### Prompt
For each line below that includes the word "艺术陶瓷类", make a copy.

### Material for the task
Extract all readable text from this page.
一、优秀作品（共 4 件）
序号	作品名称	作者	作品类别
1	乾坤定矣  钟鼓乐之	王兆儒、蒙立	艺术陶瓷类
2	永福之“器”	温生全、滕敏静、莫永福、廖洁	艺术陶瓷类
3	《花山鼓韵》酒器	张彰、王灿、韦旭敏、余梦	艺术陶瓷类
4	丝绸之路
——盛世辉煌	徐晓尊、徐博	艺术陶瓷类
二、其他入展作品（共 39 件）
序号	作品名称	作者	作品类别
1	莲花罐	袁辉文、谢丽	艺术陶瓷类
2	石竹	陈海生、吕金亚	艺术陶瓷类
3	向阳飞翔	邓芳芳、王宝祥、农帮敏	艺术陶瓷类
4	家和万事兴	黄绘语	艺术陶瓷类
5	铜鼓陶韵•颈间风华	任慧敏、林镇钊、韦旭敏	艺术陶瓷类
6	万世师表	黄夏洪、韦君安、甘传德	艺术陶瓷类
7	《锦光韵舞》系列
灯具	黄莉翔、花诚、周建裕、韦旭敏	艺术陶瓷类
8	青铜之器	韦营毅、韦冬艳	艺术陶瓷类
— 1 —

--

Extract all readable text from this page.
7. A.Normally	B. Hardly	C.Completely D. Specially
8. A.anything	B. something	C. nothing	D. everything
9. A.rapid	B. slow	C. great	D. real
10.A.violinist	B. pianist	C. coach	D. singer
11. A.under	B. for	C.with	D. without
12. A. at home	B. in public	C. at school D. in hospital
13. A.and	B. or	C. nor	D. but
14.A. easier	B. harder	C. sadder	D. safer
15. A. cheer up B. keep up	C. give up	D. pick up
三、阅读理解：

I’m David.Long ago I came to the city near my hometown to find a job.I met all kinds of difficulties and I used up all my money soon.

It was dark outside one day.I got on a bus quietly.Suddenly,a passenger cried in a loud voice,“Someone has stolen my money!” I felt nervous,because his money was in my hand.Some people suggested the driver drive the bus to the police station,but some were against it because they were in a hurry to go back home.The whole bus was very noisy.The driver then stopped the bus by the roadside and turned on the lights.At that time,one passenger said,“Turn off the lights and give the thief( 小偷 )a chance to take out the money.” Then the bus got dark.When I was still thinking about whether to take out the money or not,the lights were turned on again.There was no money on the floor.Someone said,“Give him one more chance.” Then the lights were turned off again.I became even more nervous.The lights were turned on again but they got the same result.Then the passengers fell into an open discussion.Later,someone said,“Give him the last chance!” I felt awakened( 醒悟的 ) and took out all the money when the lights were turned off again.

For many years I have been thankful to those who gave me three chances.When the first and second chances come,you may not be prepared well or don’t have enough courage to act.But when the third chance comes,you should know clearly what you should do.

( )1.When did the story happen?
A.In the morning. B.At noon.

### Solution for this task
1	乾坤定矣  钟鼓乐之	王兆儒、蒙立	艺术陶瓷类
2	永福之“器”	温生全、滕敏静、莫永福、廖洁	艺术陶瓷类
3	《花山鼓韵》酒器	张彰、王灿、韦旭敏、余梦	艺术陶瓷类
——盛世辉煌	徐晓尊、徐博	艺术陶瓷类
1	莲花罐	袁辉文、谢丽	艺术陶瓷类
2	石竹	陈海生、吕金亚	艺术陶瓷类
3	向阳飞翔	邓芳芳、王宝祥、农帮敏	艺术陶瓷类
4	家和万事兴	黄绘语	艺术陶瓷类
5	铜鼓陶韵•颈间风华	任慧敏、林镇钊、韦旭敏	艺术陶瓷类
6	万世师表	黄夏洪、韦君安、甘传德	艺术陶瓷类
灯具	黄莉翔、花诚、周建裕、韦旭敏	艺术陶瓷类
8	青铜之器	韦营毅、韦冬艳	艺术陶瓷类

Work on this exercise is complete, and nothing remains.